_What is being asked:_ Would you copy each line of the records that includes the word "Immune"?

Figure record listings
***

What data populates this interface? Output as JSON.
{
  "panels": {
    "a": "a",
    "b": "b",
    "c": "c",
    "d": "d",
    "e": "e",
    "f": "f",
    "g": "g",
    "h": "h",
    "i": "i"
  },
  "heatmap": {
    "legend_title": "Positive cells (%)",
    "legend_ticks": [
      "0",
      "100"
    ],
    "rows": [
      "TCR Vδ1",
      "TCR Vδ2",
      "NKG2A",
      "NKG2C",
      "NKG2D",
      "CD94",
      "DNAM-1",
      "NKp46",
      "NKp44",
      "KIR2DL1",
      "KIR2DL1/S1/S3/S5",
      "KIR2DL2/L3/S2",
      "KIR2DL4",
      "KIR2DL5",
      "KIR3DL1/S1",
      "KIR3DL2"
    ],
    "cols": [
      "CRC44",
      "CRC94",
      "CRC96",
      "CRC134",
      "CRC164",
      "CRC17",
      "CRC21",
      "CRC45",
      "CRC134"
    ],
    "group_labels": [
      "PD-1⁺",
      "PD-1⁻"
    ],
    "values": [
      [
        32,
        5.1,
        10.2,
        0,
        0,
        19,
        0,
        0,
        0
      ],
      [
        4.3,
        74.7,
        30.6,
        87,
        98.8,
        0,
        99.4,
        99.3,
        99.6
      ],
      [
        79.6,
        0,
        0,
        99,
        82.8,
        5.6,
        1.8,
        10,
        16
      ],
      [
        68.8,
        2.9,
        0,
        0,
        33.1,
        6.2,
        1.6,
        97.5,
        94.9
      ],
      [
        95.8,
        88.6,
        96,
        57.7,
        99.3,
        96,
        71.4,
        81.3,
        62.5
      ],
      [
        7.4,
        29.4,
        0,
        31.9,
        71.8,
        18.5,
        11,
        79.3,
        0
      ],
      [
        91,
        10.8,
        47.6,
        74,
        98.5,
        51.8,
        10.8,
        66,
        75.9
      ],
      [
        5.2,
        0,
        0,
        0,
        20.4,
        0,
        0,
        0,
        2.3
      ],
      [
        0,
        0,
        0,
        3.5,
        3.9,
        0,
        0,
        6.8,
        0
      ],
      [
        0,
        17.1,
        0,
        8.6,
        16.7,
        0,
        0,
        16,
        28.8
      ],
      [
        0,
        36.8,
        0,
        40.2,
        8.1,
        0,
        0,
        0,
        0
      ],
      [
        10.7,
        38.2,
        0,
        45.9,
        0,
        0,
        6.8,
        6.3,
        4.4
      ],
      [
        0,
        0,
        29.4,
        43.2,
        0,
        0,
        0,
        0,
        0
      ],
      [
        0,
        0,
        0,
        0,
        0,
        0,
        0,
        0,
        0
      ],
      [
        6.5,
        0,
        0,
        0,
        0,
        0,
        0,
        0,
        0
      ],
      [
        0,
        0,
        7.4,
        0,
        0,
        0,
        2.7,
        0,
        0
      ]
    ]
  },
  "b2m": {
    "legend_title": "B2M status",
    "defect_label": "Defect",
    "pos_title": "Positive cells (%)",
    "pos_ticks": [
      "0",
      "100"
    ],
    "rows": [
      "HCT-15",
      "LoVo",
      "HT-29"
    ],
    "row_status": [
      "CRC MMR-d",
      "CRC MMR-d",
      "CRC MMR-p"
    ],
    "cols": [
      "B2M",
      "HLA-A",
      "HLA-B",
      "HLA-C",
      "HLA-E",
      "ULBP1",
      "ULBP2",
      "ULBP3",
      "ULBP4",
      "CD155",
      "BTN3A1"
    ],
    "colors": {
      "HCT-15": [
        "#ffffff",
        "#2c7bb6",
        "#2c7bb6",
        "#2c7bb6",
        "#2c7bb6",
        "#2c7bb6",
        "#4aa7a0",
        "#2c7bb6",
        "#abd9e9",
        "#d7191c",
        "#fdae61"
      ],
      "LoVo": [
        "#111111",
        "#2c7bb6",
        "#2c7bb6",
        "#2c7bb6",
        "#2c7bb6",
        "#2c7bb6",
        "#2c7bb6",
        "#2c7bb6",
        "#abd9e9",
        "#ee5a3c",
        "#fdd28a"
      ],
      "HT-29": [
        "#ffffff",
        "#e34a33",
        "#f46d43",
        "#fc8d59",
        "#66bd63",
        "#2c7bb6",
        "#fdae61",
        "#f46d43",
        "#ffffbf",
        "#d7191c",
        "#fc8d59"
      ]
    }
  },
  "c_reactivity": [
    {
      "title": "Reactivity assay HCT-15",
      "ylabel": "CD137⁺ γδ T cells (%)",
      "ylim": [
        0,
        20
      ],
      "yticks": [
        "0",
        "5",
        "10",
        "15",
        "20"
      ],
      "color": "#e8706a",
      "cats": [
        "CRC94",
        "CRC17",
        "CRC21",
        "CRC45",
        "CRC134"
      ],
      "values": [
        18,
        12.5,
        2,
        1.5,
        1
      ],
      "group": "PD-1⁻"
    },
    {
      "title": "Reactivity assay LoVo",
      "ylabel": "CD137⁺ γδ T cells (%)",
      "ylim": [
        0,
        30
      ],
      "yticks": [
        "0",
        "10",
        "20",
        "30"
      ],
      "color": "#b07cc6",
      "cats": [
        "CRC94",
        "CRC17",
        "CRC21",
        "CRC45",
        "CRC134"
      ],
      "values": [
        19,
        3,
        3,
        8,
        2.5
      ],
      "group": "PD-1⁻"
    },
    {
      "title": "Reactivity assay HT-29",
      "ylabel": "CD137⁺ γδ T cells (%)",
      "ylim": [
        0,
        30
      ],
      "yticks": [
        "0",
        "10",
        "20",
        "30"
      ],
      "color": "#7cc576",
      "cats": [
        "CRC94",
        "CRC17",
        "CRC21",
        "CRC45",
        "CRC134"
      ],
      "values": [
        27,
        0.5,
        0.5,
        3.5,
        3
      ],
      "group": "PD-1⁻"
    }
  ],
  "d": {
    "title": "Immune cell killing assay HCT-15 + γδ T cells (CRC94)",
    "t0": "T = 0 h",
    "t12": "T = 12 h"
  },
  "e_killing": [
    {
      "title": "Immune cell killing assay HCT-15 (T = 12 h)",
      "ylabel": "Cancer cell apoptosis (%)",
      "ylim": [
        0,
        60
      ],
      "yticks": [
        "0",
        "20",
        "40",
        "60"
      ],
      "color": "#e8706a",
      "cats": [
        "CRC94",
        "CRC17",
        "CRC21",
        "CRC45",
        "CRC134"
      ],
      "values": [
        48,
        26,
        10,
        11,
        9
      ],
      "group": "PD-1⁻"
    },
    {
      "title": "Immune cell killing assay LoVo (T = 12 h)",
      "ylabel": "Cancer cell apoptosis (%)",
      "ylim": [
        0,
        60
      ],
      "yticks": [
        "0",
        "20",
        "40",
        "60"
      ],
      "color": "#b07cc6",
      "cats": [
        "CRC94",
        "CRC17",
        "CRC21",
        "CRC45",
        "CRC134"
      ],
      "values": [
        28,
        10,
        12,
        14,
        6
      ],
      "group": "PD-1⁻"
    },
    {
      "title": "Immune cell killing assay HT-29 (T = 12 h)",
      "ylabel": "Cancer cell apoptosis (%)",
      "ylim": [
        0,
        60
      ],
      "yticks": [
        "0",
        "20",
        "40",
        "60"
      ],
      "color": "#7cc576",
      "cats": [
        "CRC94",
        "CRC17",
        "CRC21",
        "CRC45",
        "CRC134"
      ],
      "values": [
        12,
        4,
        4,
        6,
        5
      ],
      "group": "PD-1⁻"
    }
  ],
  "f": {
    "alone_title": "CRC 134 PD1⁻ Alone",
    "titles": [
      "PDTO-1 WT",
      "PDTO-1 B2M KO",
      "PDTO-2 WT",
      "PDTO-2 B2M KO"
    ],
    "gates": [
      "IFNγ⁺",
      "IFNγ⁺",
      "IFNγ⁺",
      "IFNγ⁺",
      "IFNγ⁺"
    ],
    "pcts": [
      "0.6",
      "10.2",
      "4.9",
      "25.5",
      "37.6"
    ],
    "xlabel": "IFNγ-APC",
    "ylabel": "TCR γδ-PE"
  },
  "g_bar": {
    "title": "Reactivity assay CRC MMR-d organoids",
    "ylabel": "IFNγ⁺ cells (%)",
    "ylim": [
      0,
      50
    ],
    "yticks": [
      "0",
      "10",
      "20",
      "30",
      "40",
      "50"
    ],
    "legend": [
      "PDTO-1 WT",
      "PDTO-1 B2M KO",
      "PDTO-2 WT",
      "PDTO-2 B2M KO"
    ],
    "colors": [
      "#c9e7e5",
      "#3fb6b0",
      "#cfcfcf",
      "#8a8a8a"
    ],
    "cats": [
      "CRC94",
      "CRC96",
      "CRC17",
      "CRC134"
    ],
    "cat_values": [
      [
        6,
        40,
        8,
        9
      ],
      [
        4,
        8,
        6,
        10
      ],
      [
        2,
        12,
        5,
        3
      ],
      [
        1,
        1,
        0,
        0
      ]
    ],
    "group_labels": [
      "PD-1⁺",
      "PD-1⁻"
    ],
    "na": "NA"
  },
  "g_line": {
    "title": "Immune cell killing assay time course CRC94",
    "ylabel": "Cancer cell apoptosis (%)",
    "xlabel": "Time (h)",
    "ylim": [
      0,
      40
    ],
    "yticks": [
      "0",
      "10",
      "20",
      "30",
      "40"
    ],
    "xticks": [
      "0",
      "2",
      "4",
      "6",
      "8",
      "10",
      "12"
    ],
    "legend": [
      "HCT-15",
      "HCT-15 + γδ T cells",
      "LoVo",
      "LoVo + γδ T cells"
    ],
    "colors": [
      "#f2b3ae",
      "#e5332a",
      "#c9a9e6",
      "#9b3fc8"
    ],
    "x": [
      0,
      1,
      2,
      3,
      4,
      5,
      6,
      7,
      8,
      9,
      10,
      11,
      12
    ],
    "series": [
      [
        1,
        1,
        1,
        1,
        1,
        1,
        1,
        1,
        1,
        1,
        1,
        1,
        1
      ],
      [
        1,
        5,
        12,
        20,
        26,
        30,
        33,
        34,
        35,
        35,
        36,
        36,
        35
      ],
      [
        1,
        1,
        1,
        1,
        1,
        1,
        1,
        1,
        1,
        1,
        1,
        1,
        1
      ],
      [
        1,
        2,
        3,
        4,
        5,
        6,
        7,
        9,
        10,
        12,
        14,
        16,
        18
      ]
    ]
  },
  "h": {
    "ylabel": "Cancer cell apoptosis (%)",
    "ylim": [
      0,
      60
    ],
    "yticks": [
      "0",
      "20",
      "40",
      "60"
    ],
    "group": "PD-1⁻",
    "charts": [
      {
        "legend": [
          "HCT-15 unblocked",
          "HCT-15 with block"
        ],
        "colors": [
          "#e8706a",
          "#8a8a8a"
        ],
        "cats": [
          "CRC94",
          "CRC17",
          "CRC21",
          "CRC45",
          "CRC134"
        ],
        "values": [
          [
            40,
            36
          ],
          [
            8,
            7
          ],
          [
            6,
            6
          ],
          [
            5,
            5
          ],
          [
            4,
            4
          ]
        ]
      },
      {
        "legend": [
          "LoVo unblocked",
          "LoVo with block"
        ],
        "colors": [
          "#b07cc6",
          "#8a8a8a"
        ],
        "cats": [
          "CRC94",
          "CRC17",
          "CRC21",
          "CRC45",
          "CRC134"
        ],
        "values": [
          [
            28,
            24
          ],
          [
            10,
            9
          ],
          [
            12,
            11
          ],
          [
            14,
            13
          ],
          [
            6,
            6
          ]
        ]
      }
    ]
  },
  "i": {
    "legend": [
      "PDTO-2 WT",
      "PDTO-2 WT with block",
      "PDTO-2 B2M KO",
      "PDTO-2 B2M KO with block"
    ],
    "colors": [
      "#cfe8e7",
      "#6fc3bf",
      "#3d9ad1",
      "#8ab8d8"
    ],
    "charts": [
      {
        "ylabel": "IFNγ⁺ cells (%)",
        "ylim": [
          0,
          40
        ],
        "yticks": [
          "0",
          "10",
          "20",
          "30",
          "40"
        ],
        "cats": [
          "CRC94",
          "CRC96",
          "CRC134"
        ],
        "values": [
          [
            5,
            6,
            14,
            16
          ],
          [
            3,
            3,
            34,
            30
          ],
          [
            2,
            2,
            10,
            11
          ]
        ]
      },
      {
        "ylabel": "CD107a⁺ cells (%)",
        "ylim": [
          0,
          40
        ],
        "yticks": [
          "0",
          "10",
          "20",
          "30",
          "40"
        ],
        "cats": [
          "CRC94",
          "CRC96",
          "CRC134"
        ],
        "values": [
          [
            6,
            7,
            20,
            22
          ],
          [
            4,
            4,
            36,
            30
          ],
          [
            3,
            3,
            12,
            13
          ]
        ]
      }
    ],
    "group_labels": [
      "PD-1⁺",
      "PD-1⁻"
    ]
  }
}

***

_Task answer:_
    "title": "Immune cell killing assay HCT-15 + γδ T cells (CRC94)",
      "title": "Immune cell killing assay HCT-15 (T = 12 h)",
      "title": "Immune cell killing assay LoVo (T = 12 h)",
      "title": "Immune cell killing assay HT-29 (T = 12 h)",
    "title": "Immune cell killing assay time course CRC94",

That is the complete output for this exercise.